* _What to work on_
Copy out every line in which the string "агропромышленном" occurs.

--- Start ---

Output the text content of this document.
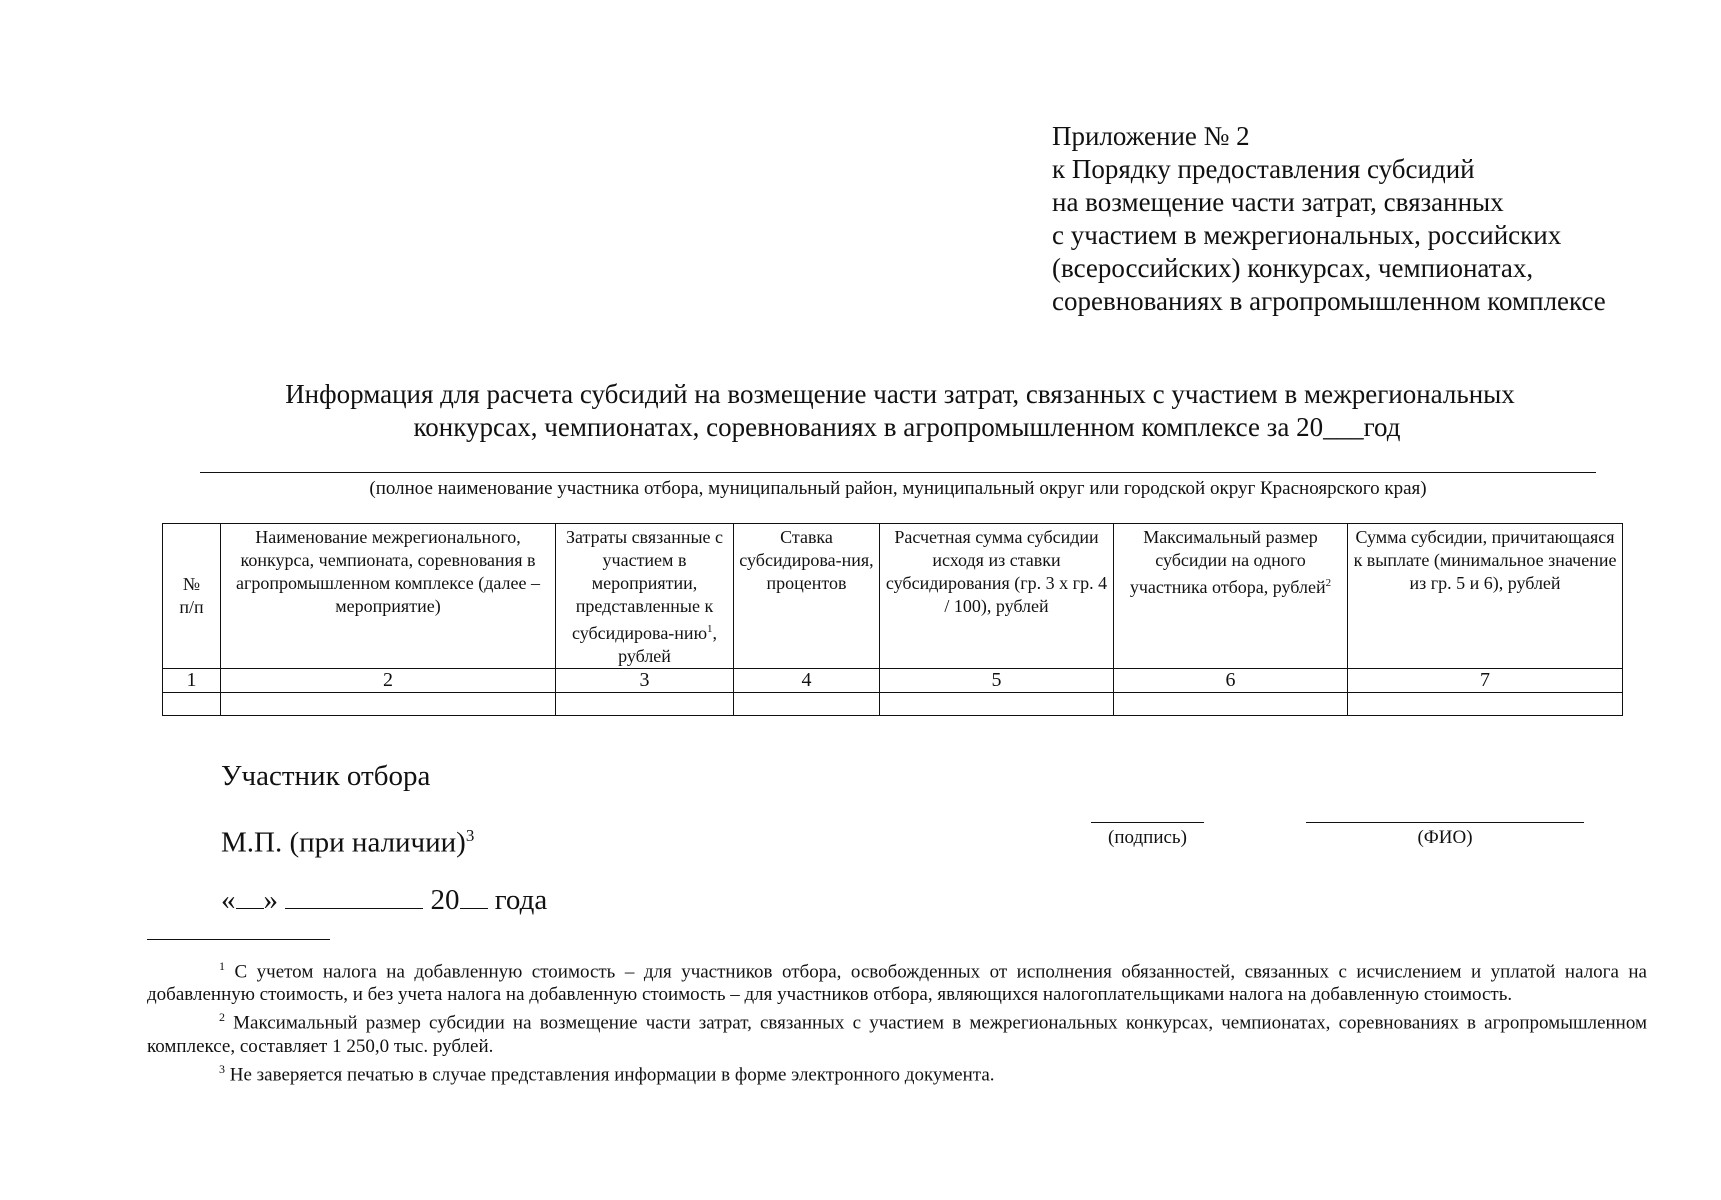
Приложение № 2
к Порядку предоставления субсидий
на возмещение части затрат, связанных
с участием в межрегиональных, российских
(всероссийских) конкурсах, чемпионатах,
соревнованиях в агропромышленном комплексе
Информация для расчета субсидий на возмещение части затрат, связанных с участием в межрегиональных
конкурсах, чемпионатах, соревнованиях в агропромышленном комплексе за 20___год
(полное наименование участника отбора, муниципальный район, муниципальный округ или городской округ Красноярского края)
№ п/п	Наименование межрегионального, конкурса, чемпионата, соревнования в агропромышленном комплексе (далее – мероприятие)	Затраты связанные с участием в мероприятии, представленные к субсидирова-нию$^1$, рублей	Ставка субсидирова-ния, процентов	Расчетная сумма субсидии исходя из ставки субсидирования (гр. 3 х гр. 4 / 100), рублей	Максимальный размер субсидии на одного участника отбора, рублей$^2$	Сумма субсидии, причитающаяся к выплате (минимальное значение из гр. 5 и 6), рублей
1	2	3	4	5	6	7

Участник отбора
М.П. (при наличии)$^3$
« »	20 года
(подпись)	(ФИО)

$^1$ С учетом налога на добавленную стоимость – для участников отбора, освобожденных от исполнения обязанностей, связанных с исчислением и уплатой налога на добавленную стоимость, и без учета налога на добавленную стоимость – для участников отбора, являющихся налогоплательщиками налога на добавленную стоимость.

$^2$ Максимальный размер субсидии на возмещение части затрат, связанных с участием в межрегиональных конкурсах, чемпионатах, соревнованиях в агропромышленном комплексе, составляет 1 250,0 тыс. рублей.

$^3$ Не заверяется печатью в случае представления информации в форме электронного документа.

--- End ---
--- Start ---

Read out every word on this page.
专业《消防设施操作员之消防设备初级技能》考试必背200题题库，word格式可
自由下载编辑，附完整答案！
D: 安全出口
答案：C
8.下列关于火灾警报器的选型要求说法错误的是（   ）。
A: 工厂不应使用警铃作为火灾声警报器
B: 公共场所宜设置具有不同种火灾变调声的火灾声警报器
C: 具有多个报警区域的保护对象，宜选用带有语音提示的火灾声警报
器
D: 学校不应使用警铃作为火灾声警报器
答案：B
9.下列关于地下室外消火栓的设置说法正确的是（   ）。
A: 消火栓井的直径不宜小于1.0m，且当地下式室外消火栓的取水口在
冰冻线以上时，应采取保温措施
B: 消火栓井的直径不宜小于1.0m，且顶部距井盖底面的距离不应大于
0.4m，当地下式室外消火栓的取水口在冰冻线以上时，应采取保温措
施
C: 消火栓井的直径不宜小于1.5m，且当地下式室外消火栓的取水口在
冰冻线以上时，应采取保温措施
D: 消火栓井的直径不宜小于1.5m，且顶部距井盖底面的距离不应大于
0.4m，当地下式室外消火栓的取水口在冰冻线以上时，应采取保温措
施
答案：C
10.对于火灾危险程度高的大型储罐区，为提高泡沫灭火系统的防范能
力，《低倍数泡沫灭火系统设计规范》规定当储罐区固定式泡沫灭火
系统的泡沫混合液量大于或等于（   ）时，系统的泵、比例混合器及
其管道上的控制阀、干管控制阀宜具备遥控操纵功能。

--- End ---
--- Start ---

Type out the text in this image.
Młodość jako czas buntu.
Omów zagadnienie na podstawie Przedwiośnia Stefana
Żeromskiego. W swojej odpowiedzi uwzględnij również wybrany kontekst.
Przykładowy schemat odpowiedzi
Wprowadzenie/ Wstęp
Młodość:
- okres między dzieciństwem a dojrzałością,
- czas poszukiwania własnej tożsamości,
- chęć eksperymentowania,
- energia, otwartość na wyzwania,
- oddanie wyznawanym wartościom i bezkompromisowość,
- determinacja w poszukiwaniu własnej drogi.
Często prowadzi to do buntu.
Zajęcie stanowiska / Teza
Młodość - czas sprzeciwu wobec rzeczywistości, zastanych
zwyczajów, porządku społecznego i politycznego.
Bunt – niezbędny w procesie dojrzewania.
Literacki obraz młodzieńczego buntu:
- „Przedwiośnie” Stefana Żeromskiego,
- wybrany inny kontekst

--- End ---

* _Task response_
соревнованиях в агропромышленном комплексе
конкурсах, чемпионатах, соревнованиях в агропромышленном комплексе за 20___год
№ п/п	Наименование межрегионального, конкурса, чемпионата, соревнования в агропромышленном комплексе (далее – мероприятие)	Затраты связанные с участием в мероприятии, представленные к субсидирова-нию$^1$, рублей	Ставка субсидирова-ния, процентов	Расчетная сумма субсидии исходя из ставки субсидирования (гр. 3 х гр. 4 / 100), рублей	Максимальный размер субсидии на одного участника отбора, рублей$^2$	Сумма субсидии, причитающаяся к выплате (минимальное значение из гр. 5 и 6), рублей
$^2$ Максимальный размер субсидии на возмещение части затрат, связанных с участием в межрегиональных конкурсах, чемпионатах, соревнованиях в агропромышленном комплексе, составляет 1 250,0 тыс. рублей.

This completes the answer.